→ **AIM**: Without the pictures, write out all the lines below exactly as they appear.
[start]
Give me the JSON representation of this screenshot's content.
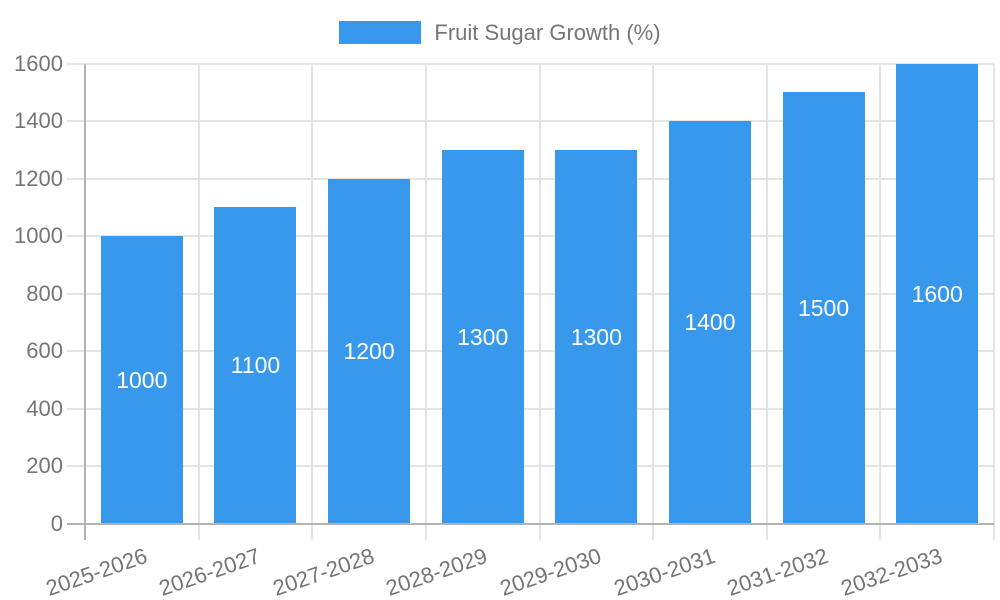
{
  "legend": {
    "label": "Fruit Sugar Growth (%)"
  },
  "chart_data": {
    "type": "bar",
    "title": "Fruit Sugar Growth (%)",
    "categories": [
      "2025-2026",
      "2026-2027",
      "2027-2028",
      "2028-2029",
      "2029-2030",
      "2030-2031",
      "2031-2032",
      "2032-2033"
    ],
    "values": [
      1000,
      1100,
      1200,
      1300,
      1300,
      1400,
      1500,
      1600
    ],
    "value_labels": [
      "1000",
      "1100",
      "1200",
      "1300",
      "1300",
      "1400",
      "1500",
      "1600"
    ],
    "y_ticks": [
      0,
      200,
      400,
      600,
      800,
      1000,
      1200,
      1400,
      1600
    ],
    "ylim": [
      0,
      1600
    ],
    "xlabel": "",
    "ylabel": "",
    "grid": true,
    "legend_position": "top-center",
    "value_label_position": "inside-center",
    "x_tick_rotation_deg": -19
  },
  "colors": {
    "bar": "#3898EC",
    "grid": "#E4E4E4",
    "axis": "#B2B2B2",
    "tick_label": "#757575",
    "value_label": "#FFFFFF",
    "background": "#FFFFFF"
  }
}
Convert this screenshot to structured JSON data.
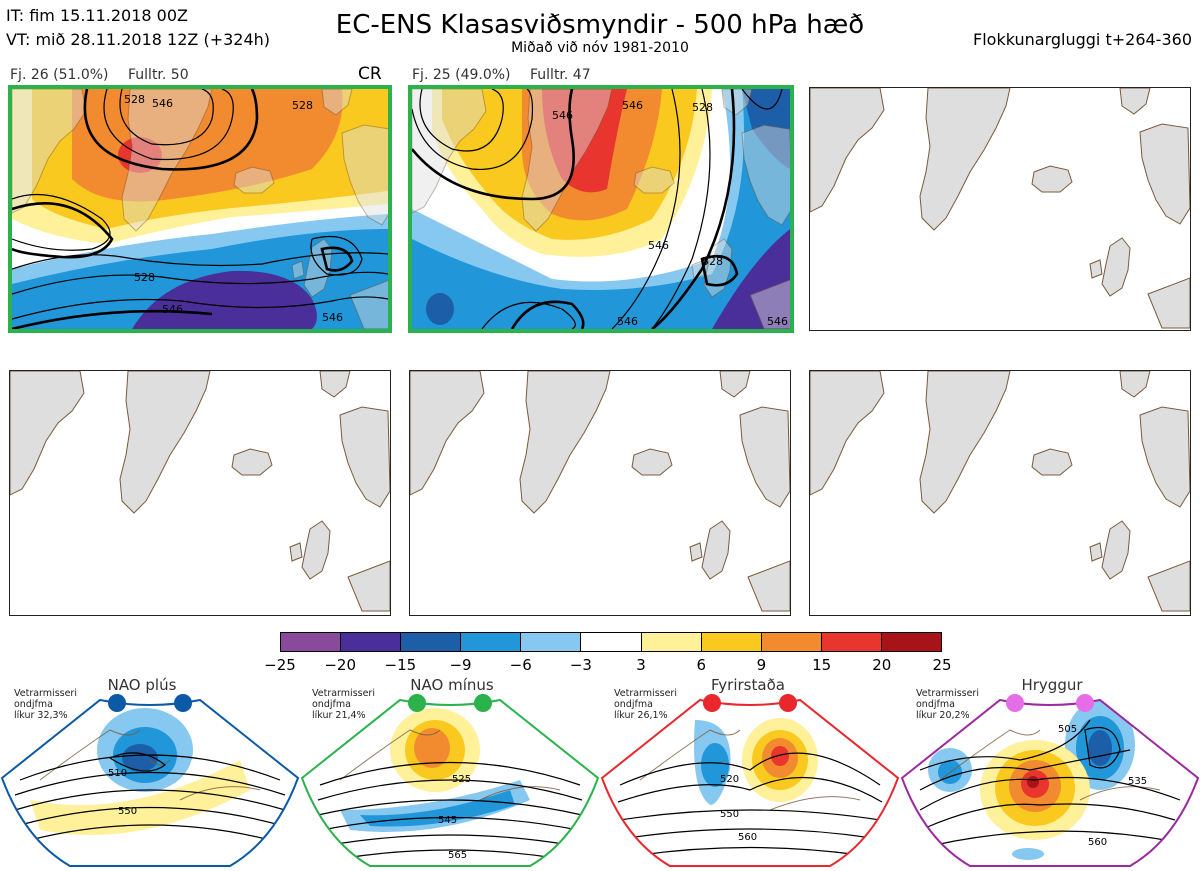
{
  "header": {
    "it_line": "IT: fim 15.11.2018 00Z",
    "vt_line": "VT: mið 28.11.2018 12Z  (+324h)",
    "title": "EC-ENS Klasasviðsmyndir - 500 hPa hæð",
    "subtitle": "Miðað við nóv 1981-2010",
    "window": "Flokkunargluggi t+264-360"
  },
  "clusters": [
    {
      "label": "Fj. 26 (51.0%)",
      "rep": "Fulltr. 50",
      "tag": "CR",
      "contours": [
        "528",
        "546",
        "528",
        "528",
        "546",
        "546"
      ]
    },
    {
      "label": "Fj. 25 (49.0%)",
      "rep": "Fulltr. 47",
      "tag": "",
      "contours": [
        "546",
        "546",
        "528",
        "546",
        "546",
        "528",
        "546"
      ]
    }
  ],
  "colorbar": {
    "colors": [
      "#8a4a9c",
      "#4a2f9a",
      "#1d5ea8",
      "#2196d9",
      "#86c8ef",
      "#ffffff",
      "#fff09a",
      "#f9c920",
      "#f28b30",
      "#e8362e",
      "#a8131a"
    ],
    "ticks": [
      "−25",
      "−20",
      "−15",
      "−9",
      "−6",
      "−3",
      "3",
      "6",
      "9",
      "15",
      "20",
      "25"
    ]
  },
  "regimes": [
    {
      "name": "NAO plús",
      "note": "Vetrarmisseri\nondjfma\nlíkur 32,3%",
      "color": "#0c5aa6",
      "contours": [
        "510",
        "550"
      ]
    },
    {
      "name": "NAO mínus",
      "note": "Vetrarmisseri\nondjfma\nlíkur 21,4%",
      "color": "#2bb24c",
      "contours": [
        "525",
        "545",
        "565"
      ]
    },
    {
      "name": "Fyrirstaða",
      "note": "Vetrarmisseri\nondjfma\nlíkur 26,1%",
      "color": "#e8282d",
      "contours": [
        "520",
        "550",
        "560"
      ]
    },
    {
      "name": "Hryggur",
      "note": "Vetrarmisseri\nondjfma\nlíkur 20,2%",
      "color": "#9a2aa0",
      "contours": [
        "505",
        "535",
        "560"
      ]
    }
  ],
  "land_color": "#dedede",
  "coast_color": "#7b5a3a"
}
[end]
→ **RESPONSE BELOW**:
Give me the JSON representation of this screenshot's content.
{
  "legend": {
    "label": "Fruit Sugar Growth (%)"
  },
  "chart_data": {
    "type": "bar",
    "title": "Fruit Sugar Growth (%)",
    "categories": [
      "2025-2026",
      "2026-2027",
      "2027-2028",
      "2028-2029",
      "2029-2030",
      "2030-2031",
      "2031-2032",
      "2032-2033"
    ],
    "values": [
      1000,
      1100,
      1200,
      1300,
      1300,
      1400,
      1500,
      1600
    ],
    "value_labels": [
      "1000",
      "1100",
      "1200",
      "1300",
      "1300",
      "1400",
      "1500",
      "1600"
    ],
    "y_ticks": [
      0,
      200,
      400,
      600,
      800,
      1000,
      1200,
      1400,
      1600
    ],
    "ylim": [
      0,
      1600
    ],
    "xlabel": "",
    "ylabel": "",
    "grid": true,
    "legend_position": "top-center",
    "value_label_position": "inside-center",
    "x_tick_rotation_deg": -19
  },
  "colors": {
    "bar": "#3898EC",
    "grid": "#E4E4E4",
    "axis": "#B2B2B2",
    "tick_label": "#757575",
    "value_label": "#FFFFFF",
    "background": "#FFFFFF"
  }
}
Convert this screenshot to structured JSON data.
{
  "header": {
    "it_line": "IT: fim 15.11.2018 00Z",
    "vt_line": "VT: mið 28.11.2018 12Z  (+324h)",
    "title": "EC-ENS Klasasviðsmyndir - 500 hPa hæð",
    "subtitle": "Miðað við nóv 1981-2010",
    "window": "Flokkunargluggi t+264-360"
  },
  "clusters": [
    {
      "label": "Fj. 26 (51.0%)",
      "rep": "Fulltr. 50",
      "tag": "CR",
      "contours": [
        "528",
        "546",
        "528",
        "528",
        "546",
        "546"
      ]
    },
    {
      "label": "Fj. 25 (49.0%)",
      "rep": "Fulltr. 47",
      "tag": "",
      "contours": [
        "546",
        "546",
        "528",
        "546",
        "546",
        "528",
        "546"
      ]
    }
  ],
  "colorbar": {
    "colors": [
      "#8a4a9c",
      "#4a2f9a",
      "#1d5ea8",
      "#2196d9",
      "#86c8ef",
      "#ffffff",
      "#fff09a",
      "#f9c920",
      "#f28b30",
      "#e8362e",
      "#a8131a"
    ],
    "ticks": [
      "−25",
      "−20",
      "−15",
      "−9",
      "−6",
      "−3",
      "3",
      "6",
      "9",
      "15",
      "20",
      "25"
    ]
  },
  "regimes": [
    {
      "name": "NAO plús",
      "note": "Vetrarmisseri\nondjfma\nlíkur 32,3%",
      "color": "#0c5aa6",
      "contours": [
        "510",
        "550"
      ]
    },
    {
      "name": "NAO mínus",
      "note": "Vetrarmisseri\nondjfma\nlíkur 21,4%",
      "color": "#2bb24c",
      "contours": [
        "525",
        "545",
        "565"
      ]
    },
    {
      "name": "Fyrirstaða",
      "note": "Vetrarmisseri\nondjfma\nlíkur 26,1%",
      "color": "#e8282d",
      "contours": [
        "520",
        "550",
        "560"
      ]
    },
    {
      "name": "Hryggur",
      "note": "Vetrarmisseri\nondjfma\nlíkur 20,2%",
      "color": "#9a2aa0",
      "contours": [
        "505",
        "535",
        "560"
      ]
    }
  ],
  "land_color": "#dedede",
  "coast_color": "#7b5a3a"
}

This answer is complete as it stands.